Exercise requirements: For the copy, please give all of the data again exactly and leave the pictures out.

========================

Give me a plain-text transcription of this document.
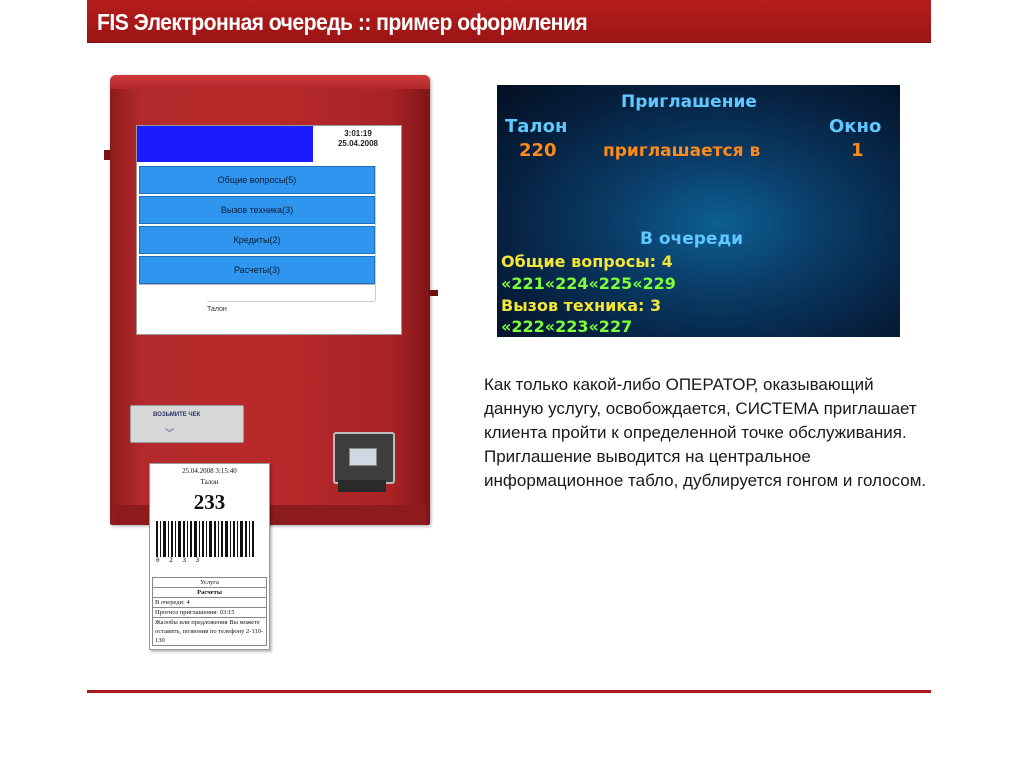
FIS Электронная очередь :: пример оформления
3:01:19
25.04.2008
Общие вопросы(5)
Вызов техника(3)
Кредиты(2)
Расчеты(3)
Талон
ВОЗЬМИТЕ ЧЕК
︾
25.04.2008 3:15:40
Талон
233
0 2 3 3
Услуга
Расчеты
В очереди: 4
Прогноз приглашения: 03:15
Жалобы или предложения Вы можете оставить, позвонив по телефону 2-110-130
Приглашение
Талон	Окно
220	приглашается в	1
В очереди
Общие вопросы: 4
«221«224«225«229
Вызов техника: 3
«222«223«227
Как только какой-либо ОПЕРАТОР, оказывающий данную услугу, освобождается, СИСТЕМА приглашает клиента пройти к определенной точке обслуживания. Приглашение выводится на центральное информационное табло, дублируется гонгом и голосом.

========================

Answer to this exercise:
Give me a plain-text transcription of this document.
FIS Электронная очередь :: пример оформления
3:01:19
25.04.2008
Общие вопросы(5)
Вызов техника(3)
Кредиты(2)
Расчеты(3)
Талон
ВОЗЬМИТЕ ЧЕК
︾
25.04.2008 3:15:40
Талон
233
0 2 3 3
Услуга
Расчеты
В очереди: 4
Прогноз приглашения: 03:15
Жалобы или предложения Вы можете оставить, позвонив по телефону 2-110-130
Приглашение
Талон	Окно
220	приглашается в	1
В очереди
Общие вопросы: 4
«221«224«225«229
Вызов техника: 3
«222«223«227
Как только какой-либо ОПЕРАТОР, оказывающий данную услугу, освобождается, СИСТЕМА приглашает клиента пройти к определенной точке обслуживания. Приглашение выводится на центральное информационное табло, дублируется гонгом и голосом.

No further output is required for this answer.